Stored entries:
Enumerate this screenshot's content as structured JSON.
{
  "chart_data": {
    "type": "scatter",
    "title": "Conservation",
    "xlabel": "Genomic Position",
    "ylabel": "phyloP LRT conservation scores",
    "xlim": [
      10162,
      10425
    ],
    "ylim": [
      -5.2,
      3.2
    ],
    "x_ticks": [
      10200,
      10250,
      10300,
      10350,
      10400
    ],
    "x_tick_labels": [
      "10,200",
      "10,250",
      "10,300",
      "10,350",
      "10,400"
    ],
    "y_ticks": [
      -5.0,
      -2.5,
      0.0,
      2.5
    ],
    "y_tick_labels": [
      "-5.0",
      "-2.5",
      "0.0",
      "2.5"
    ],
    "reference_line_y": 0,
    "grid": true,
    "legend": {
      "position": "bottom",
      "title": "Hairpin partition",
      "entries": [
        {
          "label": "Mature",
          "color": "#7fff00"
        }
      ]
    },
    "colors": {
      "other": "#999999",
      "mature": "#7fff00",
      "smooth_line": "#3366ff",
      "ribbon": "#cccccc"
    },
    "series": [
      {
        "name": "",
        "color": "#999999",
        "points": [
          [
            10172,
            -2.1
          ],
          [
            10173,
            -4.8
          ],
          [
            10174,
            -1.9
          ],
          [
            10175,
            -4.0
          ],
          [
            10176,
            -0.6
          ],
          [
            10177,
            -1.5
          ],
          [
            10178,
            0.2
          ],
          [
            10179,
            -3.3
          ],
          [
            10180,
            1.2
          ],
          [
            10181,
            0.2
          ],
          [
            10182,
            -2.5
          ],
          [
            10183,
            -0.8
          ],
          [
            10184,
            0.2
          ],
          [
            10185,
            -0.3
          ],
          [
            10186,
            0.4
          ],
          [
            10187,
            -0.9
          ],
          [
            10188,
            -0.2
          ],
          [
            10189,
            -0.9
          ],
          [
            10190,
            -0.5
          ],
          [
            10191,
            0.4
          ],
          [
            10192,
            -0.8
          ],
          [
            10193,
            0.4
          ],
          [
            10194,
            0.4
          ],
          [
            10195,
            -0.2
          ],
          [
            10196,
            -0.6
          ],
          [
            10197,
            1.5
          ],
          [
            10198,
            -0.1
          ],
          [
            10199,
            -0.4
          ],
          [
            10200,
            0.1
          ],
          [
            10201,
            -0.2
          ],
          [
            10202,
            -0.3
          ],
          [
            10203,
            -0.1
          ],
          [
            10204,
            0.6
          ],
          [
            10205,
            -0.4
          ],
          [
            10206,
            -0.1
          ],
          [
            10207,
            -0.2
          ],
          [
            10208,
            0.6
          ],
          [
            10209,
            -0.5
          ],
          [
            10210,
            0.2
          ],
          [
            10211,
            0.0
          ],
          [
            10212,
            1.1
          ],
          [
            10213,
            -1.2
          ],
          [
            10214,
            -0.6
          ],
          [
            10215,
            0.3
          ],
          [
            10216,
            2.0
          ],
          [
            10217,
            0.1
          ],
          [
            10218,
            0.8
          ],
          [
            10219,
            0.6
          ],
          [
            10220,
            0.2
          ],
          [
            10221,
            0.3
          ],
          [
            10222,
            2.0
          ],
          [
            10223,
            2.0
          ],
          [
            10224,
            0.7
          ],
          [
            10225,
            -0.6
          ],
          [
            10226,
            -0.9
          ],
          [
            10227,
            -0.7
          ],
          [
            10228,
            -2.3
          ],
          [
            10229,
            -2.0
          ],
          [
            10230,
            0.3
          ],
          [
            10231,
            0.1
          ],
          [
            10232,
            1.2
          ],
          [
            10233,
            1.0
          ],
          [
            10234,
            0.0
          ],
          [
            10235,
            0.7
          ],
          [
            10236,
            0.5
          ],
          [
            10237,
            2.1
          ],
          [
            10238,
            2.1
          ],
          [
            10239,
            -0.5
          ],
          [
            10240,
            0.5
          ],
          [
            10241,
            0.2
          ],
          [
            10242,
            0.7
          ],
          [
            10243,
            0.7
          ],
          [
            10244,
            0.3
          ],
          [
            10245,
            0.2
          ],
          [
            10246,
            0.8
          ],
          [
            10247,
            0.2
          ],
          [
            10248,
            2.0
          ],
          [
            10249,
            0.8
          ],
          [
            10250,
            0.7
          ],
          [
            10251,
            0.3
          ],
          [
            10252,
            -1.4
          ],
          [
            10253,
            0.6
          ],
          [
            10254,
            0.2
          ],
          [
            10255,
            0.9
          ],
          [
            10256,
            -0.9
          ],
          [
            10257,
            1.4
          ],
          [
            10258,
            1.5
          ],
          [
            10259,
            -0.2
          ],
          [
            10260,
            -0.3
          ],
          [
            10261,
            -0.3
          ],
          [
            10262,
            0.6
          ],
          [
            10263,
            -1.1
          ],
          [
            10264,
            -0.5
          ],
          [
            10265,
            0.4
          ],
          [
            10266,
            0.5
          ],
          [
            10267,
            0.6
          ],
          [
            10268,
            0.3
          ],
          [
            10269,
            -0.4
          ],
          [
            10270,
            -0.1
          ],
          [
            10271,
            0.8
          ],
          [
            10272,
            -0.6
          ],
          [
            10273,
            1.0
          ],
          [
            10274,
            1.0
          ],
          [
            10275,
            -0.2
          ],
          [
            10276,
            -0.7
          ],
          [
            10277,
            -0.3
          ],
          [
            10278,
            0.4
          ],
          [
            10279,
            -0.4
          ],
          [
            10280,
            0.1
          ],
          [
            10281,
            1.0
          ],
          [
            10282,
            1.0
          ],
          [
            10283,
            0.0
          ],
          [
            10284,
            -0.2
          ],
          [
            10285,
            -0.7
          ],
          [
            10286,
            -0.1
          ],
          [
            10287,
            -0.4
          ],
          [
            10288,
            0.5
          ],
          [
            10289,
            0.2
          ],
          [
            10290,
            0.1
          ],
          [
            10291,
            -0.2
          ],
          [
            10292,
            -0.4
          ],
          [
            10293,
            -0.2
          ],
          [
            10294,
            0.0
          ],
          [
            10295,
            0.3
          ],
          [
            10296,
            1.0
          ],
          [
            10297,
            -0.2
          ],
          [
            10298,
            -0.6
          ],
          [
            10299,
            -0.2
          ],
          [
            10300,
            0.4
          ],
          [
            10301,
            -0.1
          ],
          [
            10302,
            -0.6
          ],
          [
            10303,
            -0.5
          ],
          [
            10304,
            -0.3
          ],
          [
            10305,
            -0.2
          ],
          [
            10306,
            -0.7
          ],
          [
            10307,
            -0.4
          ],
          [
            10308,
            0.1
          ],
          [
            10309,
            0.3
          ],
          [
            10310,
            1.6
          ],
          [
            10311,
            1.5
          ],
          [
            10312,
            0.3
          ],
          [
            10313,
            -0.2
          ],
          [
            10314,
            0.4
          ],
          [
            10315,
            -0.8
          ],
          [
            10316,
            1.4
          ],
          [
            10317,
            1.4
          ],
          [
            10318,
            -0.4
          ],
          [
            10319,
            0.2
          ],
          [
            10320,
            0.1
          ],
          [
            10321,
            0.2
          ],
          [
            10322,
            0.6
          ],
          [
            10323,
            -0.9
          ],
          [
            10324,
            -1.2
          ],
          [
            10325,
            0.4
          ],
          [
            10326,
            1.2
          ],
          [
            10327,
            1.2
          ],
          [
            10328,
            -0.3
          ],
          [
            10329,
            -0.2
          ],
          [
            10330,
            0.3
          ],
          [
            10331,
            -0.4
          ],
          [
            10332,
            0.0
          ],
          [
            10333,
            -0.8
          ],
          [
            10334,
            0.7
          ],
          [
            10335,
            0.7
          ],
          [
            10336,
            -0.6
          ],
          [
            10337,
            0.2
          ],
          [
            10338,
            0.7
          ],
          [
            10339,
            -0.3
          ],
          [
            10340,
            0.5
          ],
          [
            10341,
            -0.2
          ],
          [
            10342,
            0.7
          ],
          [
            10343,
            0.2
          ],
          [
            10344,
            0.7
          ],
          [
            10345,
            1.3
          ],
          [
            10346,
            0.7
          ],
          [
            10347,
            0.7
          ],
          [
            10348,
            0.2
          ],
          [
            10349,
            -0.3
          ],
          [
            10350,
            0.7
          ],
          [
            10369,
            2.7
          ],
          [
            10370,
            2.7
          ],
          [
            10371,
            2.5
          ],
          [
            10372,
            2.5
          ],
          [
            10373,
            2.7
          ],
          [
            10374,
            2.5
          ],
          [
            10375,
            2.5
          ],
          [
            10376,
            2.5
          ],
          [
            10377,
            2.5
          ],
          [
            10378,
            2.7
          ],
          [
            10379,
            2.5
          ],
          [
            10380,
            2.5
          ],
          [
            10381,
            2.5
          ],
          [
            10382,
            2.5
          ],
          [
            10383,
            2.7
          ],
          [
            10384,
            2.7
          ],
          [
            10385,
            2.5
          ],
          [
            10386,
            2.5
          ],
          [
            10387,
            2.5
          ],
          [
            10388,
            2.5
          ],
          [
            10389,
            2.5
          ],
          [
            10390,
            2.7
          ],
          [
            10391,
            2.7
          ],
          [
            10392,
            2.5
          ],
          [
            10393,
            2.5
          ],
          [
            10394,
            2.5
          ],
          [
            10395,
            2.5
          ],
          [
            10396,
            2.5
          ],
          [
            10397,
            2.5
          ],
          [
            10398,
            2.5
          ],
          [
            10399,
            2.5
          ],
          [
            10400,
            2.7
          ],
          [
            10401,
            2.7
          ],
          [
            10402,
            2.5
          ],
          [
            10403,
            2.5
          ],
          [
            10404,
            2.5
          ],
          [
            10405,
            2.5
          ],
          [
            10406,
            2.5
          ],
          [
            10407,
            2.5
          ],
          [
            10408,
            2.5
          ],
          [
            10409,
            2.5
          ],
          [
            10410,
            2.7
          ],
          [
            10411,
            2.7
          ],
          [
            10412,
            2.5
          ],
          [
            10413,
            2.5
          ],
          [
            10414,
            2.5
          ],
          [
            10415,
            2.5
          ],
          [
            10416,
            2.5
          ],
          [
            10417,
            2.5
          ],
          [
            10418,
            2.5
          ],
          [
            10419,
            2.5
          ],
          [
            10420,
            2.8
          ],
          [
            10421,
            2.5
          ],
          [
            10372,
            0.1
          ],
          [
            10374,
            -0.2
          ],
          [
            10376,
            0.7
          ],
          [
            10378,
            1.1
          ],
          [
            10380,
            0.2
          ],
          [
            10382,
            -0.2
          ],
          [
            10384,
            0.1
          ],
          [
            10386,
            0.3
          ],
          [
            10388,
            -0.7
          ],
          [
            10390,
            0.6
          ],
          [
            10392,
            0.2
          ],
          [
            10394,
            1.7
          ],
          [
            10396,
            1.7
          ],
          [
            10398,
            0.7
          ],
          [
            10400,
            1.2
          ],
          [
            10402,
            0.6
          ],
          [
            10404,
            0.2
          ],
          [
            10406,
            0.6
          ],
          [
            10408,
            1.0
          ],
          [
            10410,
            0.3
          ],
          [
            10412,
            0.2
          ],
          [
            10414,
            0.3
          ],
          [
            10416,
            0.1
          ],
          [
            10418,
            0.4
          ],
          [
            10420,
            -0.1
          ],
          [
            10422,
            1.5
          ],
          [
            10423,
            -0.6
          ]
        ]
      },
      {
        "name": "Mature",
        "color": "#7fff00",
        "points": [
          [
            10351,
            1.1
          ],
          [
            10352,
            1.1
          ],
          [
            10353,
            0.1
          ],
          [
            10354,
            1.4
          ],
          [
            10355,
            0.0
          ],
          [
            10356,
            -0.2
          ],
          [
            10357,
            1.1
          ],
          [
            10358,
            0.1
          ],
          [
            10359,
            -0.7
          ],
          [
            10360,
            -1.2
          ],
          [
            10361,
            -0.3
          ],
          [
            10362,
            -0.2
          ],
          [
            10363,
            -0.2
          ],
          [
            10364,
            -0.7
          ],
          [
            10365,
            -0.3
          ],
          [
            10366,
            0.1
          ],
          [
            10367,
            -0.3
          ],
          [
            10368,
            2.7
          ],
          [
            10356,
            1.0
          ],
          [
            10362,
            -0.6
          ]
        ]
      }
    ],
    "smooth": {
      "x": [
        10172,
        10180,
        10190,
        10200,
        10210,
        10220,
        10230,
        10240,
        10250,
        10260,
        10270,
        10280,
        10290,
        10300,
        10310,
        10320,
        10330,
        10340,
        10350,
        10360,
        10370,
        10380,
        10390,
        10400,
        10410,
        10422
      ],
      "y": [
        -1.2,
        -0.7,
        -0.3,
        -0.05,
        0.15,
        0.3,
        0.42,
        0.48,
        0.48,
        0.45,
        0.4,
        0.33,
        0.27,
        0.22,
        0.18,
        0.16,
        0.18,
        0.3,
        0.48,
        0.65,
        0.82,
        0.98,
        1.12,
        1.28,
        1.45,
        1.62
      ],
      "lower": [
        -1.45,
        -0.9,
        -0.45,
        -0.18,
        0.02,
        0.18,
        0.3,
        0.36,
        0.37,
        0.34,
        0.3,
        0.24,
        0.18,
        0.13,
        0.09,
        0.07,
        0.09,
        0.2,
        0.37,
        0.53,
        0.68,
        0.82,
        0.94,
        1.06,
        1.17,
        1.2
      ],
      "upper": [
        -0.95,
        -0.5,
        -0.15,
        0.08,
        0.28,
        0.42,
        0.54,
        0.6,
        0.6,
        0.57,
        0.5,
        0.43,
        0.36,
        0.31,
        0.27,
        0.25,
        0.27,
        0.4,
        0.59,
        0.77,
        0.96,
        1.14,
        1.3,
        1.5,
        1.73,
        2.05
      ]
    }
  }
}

WHAT THE TASK REQUIRES: Count the lines above that contain the word "title". Give only the number.

RESPONSE TO THE EXERCISE: 2